======== Records for this exercise

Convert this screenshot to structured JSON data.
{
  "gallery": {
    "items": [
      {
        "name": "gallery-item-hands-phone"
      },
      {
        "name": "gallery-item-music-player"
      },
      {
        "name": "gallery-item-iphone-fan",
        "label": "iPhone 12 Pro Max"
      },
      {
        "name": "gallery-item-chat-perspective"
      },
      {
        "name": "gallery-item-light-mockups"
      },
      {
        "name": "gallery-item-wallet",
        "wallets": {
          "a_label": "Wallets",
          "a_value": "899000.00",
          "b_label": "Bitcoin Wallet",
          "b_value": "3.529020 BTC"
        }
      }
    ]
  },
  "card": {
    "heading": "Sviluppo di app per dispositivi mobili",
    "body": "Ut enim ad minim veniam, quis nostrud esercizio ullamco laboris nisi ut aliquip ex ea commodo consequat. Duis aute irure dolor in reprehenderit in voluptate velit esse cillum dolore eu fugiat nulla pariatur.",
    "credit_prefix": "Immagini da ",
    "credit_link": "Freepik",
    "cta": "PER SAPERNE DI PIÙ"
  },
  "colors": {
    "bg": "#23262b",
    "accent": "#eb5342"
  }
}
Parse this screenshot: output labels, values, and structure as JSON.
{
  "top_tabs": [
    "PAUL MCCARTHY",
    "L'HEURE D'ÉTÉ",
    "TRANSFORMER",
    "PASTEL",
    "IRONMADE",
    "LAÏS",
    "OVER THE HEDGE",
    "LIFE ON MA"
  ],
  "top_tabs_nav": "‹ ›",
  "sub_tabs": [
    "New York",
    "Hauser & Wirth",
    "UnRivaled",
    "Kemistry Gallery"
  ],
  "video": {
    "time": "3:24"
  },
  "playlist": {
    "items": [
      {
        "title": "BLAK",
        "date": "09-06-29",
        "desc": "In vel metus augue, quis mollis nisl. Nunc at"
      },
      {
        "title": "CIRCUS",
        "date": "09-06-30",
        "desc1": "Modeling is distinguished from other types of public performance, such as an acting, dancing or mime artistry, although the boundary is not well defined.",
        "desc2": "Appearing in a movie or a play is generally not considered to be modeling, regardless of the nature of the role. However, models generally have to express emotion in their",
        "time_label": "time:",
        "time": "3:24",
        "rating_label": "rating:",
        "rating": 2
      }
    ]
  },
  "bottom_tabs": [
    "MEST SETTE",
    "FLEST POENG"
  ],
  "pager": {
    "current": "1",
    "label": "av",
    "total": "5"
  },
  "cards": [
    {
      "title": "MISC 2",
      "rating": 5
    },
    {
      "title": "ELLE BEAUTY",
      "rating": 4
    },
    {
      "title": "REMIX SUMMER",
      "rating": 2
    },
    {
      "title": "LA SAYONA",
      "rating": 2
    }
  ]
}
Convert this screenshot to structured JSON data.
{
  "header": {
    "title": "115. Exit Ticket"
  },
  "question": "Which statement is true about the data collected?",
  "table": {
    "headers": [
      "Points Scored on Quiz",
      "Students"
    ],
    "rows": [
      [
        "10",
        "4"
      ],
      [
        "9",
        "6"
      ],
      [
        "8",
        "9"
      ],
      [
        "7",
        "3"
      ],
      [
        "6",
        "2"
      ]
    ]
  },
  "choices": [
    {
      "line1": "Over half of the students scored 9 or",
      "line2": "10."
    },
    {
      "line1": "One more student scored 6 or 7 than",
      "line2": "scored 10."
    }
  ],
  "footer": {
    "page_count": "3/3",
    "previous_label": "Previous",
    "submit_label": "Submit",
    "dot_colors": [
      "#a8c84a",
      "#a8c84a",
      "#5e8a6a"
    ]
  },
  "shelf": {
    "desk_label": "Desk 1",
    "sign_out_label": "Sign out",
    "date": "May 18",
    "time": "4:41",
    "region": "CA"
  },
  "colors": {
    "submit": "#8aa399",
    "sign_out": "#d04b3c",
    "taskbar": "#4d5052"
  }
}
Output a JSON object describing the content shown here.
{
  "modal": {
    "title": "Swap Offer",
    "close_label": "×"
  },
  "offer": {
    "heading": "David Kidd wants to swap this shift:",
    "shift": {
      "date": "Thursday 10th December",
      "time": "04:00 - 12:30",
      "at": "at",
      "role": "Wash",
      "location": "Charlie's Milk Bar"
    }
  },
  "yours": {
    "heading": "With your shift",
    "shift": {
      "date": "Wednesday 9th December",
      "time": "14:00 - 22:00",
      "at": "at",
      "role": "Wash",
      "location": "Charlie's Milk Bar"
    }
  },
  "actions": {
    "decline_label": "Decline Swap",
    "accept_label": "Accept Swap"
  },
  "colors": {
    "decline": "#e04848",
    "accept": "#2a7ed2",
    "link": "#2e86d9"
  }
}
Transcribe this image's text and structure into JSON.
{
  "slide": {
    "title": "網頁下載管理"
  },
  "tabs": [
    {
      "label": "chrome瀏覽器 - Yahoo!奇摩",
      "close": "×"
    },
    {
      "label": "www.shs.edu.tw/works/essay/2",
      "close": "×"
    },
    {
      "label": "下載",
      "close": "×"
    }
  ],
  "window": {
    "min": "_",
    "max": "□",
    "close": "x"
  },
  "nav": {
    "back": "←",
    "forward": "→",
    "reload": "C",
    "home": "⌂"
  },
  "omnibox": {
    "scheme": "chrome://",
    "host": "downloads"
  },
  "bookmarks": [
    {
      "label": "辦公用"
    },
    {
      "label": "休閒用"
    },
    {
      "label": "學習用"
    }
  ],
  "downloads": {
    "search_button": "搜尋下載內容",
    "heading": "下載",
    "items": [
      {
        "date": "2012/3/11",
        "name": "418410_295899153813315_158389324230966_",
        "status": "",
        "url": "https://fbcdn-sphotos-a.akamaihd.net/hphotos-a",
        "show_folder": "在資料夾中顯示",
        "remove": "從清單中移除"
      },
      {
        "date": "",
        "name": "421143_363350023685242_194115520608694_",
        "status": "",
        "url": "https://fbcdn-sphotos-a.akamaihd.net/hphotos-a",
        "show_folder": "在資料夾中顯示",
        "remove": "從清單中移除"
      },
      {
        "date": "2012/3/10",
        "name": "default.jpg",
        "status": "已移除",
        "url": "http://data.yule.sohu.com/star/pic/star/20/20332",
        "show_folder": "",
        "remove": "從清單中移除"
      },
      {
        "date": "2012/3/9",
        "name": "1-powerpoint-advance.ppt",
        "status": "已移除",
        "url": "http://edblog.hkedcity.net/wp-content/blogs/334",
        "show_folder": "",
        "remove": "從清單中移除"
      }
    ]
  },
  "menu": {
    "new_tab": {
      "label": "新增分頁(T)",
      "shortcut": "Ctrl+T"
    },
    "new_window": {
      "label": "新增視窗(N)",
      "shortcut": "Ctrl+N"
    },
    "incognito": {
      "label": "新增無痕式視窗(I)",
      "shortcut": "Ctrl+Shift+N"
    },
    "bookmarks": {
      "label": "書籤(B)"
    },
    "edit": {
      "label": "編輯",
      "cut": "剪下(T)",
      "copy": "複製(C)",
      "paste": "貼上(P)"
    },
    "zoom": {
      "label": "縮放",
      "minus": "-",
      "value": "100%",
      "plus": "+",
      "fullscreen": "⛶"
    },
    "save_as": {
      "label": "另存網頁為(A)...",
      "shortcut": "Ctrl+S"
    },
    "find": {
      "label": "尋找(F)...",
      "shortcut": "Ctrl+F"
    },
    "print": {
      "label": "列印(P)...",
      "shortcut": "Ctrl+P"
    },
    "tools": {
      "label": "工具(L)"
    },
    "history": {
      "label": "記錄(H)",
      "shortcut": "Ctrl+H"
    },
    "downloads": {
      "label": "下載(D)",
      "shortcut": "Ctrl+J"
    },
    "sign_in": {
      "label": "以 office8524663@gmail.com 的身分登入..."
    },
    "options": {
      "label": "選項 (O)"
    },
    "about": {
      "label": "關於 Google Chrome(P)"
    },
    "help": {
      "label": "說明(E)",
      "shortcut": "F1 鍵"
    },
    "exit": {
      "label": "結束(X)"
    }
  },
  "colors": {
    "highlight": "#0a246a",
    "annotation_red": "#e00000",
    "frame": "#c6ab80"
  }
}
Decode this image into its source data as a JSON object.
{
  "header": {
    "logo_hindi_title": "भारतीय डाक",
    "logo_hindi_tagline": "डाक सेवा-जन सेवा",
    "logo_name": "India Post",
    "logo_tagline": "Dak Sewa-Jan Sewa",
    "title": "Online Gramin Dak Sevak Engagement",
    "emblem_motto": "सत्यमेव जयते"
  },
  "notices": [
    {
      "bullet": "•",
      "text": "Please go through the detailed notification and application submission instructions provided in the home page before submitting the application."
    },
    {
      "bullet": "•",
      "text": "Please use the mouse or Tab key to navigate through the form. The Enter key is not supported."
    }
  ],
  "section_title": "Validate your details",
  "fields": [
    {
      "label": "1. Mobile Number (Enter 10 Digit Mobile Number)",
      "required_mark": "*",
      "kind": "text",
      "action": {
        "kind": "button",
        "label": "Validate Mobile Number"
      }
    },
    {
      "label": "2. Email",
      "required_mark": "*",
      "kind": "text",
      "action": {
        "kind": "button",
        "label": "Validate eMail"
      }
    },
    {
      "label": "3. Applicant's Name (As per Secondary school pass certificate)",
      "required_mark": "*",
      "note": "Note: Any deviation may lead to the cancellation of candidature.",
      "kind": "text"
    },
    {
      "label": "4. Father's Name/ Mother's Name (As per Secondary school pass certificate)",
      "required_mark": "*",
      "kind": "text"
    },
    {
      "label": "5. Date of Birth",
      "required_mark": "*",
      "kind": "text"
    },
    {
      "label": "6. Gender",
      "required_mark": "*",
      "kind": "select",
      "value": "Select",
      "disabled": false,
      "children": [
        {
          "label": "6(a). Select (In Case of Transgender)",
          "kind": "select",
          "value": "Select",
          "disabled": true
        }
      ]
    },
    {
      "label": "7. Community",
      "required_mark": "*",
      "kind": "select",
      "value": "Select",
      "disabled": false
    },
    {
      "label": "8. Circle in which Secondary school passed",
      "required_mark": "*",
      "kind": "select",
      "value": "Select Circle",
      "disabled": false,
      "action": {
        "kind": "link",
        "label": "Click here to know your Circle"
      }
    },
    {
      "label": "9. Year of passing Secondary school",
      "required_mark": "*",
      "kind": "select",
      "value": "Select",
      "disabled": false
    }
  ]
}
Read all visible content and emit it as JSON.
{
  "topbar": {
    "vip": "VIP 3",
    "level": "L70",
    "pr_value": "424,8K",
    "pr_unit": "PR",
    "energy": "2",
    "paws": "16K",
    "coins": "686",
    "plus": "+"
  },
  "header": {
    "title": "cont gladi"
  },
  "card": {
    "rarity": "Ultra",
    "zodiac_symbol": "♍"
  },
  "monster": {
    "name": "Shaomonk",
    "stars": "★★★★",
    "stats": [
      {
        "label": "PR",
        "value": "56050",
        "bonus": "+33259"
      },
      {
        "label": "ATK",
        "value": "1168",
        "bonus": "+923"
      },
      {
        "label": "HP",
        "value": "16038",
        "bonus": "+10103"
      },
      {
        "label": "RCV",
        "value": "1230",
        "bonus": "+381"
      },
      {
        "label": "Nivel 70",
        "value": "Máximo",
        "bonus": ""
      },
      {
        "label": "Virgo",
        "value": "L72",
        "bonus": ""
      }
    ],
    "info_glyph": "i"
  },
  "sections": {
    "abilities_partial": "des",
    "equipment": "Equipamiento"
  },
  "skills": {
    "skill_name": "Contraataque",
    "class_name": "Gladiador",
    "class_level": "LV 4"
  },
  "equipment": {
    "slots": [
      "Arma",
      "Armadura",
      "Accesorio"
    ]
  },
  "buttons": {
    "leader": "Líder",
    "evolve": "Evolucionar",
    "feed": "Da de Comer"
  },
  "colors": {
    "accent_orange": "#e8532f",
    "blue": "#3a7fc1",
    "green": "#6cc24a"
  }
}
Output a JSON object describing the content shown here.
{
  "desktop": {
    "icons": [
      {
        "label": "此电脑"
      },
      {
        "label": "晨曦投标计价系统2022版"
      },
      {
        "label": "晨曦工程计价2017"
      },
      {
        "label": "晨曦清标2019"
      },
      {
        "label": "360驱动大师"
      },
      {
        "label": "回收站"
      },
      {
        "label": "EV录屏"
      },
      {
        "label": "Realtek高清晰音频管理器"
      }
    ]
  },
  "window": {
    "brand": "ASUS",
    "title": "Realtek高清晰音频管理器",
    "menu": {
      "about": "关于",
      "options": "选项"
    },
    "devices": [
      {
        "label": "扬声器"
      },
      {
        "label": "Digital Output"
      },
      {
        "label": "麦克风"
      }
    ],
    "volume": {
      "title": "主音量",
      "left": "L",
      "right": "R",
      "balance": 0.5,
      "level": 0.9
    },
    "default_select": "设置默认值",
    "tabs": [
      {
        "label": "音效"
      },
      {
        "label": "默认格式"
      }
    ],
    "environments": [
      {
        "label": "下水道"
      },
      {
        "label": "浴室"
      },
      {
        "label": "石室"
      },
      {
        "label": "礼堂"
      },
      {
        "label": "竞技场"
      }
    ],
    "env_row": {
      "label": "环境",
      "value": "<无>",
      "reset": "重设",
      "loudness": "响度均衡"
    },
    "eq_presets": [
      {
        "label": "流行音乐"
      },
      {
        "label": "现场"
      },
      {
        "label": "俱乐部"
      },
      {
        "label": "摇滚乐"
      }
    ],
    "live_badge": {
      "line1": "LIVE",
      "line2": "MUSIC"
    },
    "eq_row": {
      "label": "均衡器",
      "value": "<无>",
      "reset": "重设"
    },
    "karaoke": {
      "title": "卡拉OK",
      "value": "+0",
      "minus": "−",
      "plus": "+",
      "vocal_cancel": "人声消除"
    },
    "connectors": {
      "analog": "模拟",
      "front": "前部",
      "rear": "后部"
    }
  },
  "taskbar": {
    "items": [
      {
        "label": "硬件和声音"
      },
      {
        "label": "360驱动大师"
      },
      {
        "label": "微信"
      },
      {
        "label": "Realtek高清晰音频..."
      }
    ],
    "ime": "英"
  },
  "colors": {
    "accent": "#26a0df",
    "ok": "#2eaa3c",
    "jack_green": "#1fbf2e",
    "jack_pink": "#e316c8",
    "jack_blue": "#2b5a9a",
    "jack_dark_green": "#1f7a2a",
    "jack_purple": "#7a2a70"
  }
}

================

Written exercise -> Looking at the listing above, how many of its lines contain the string "bonus"? Give the number alone.

Problem solution -> 6